(Information provided):
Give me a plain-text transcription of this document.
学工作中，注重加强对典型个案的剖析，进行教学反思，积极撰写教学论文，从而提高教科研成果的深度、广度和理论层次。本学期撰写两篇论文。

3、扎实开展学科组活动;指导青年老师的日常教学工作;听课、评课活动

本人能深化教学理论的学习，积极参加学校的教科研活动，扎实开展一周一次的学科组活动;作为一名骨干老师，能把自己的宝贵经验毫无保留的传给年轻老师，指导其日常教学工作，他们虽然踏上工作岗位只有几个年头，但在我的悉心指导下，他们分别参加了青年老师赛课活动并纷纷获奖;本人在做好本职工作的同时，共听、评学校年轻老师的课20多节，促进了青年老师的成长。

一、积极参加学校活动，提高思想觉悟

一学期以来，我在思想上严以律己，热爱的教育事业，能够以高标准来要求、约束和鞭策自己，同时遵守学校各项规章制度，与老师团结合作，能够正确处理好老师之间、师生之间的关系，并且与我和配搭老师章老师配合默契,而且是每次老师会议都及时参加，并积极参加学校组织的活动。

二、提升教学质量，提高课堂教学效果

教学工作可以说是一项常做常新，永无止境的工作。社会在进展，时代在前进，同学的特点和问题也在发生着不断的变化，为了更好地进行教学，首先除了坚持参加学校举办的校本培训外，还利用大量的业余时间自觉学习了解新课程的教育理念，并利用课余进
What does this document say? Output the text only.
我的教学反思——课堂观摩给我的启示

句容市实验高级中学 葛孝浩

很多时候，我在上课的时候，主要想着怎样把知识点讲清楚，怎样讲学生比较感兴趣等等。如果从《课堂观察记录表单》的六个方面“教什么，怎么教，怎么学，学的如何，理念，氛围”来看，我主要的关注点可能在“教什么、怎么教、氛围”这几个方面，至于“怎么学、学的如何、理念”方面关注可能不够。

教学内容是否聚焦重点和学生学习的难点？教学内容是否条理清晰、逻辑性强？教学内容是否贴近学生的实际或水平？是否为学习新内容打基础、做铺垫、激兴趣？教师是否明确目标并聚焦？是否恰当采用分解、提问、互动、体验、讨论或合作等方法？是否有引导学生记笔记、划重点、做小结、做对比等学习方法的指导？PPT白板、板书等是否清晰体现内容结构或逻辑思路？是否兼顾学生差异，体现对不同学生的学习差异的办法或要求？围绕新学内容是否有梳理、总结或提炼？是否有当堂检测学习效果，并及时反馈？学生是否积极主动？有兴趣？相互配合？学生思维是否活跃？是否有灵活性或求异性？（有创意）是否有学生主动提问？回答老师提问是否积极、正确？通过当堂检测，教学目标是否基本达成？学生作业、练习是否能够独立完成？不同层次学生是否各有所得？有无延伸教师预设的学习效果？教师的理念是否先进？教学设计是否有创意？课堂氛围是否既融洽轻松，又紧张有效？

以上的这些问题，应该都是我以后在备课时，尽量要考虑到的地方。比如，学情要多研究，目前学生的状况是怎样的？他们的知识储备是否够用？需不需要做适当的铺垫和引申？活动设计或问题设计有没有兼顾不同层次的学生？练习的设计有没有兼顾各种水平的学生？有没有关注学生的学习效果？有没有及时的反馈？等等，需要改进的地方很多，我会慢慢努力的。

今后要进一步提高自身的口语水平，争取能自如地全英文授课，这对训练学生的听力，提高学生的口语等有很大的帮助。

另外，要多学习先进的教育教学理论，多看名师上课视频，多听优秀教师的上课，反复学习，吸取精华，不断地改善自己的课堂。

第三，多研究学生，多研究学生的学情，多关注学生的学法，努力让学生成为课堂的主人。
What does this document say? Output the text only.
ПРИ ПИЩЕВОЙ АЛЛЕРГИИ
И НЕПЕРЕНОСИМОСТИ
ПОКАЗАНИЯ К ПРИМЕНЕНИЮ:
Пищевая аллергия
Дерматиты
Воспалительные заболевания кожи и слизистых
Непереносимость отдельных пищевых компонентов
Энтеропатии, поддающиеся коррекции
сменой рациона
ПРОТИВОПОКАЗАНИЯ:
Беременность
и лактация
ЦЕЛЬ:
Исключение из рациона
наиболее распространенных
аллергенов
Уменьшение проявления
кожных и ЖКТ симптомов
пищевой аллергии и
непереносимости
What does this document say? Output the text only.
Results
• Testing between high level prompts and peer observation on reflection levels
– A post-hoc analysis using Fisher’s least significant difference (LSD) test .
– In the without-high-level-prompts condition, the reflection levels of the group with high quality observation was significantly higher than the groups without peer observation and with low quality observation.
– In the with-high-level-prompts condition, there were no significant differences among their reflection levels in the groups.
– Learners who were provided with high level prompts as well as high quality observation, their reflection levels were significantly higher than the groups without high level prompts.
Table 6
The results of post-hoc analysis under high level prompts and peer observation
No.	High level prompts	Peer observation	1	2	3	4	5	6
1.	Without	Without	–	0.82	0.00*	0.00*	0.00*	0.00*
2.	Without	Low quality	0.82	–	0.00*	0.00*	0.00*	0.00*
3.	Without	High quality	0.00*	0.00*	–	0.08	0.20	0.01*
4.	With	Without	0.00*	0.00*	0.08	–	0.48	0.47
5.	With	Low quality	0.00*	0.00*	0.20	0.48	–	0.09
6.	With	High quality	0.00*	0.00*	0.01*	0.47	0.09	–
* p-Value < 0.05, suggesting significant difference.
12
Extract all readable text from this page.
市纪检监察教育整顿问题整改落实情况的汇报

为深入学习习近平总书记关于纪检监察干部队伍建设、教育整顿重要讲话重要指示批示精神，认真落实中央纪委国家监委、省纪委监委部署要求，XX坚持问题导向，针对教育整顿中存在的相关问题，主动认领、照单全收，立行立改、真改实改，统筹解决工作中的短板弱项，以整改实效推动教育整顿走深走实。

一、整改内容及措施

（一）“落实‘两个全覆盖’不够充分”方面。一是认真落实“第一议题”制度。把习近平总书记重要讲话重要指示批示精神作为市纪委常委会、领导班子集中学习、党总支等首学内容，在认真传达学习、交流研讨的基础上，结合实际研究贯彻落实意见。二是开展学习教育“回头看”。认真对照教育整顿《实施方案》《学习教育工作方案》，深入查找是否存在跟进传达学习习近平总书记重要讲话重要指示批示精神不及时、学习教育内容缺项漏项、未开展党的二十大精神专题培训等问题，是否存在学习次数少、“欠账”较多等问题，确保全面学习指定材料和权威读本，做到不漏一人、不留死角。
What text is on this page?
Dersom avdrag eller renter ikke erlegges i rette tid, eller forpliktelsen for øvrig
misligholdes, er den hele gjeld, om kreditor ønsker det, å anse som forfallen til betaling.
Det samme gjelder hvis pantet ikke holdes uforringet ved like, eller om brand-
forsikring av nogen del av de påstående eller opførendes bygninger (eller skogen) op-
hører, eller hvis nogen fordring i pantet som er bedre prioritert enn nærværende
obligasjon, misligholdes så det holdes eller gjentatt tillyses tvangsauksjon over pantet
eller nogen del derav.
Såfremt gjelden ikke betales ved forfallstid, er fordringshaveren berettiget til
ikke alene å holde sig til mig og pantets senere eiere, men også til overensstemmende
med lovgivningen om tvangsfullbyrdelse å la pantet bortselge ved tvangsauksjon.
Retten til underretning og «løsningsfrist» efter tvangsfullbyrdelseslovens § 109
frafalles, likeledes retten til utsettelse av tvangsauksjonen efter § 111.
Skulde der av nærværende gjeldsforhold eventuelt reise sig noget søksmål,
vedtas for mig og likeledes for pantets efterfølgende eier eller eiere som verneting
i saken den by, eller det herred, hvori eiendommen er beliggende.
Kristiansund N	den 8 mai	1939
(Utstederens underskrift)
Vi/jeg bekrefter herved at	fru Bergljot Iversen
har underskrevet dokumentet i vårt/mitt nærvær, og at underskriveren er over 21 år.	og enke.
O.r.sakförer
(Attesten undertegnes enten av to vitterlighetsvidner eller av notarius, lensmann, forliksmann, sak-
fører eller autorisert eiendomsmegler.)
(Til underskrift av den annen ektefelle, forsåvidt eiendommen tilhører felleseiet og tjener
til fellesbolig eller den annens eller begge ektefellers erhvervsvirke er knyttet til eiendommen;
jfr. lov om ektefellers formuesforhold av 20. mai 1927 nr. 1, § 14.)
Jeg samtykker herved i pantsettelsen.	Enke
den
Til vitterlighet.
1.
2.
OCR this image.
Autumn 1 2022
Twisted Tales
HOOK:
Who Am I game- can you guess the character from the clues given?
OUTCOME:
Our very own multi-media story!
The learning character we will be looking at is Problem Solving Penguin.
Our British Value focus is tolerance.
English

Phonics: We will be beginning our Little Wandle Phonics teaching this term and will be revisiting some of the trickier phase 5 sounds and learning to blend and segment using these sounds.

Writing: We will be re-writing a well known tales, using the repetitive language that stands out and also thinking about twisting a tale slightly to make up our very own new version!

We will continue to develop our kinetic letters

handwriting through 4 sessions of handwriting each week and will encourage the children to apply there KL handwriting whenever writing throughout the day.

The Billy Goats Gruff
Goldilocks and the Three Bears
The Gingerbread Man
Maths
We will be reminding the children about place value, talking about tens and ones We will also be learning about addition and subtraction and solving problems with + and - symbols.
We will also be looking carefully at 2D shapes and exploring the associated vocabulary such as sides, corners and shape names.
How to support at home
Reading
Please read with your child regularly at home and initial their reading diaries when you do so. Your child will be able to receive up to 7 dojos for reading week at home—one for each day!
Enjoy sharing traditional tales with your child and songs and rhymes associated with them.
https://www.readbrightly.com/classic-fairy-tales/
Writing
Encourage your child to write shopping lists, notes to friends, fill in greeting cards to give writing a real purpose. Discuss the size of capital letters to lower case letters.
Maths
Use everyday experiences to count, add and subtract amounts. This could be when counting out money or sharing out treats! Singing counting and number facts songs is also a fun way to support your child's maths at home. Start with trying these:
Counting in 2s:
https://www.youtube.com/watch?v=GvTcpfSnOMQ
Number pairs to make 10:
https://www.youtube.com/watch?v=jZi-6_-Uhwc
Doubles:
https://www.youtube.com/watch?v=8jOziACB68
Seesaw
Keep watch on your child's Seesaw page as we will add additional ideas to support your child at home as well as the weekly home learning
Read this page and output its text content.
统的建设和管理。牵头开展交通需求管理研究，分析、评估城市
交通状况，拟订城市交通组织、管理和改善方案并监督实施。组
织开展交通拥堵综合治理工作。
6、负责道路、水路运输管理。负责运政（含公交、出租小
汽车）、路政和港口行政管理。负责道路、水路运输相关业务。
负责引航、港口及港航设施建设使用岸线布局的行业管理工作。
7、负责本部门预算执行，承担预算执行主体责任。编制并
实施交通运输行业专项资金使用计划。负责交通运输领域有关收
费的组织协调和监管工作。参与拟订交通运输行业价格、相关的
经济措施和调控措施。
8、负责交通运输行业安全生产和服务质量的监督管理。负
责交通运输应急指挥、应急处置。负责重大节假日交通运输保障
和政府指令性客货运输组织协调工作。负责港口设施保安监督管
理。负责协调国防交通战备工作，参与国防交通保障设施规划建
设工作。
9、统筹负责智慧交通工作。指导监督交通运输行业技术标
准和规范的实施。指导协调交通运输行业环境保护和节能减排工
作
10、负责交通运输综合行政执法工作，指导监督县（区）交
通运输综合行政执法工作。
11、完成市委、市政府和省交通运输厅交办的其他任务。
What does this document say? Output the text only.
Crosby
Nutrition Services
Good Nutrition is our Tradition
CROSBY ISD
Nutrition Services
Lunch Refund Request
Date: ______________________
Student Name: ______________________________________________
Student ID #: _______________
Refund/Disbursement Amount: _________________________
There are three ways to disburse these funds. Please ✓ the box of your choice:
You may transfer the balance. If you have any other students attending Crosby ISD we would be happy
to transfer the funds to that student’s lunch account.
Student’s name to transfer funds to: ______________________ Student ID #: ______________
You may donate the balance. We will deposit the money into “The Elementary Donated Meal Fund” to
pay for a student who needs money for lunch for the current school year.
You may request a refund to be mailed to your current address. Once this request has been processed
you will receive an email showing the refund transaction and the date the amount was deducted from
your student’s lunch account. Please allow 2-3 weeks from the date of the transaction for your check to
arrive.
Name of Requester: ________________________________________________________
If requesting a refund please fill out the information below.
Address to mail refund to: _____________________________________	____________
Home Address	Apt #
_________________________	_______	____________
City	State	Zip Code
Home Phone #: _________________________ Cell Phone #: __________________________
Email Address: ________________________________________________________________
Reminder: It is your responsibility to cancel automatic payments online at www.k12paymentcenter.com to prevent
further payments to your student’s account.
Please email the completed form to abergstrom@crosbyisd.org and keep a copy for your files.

(Aim): From the data above, pick out each line containing "analysis" and copy it.

(Exercise response):
– A post-hoc analysis using Fisher’s least significant difference (LSD) test .
The results of post-hoc analysis under high level prompts and peer observation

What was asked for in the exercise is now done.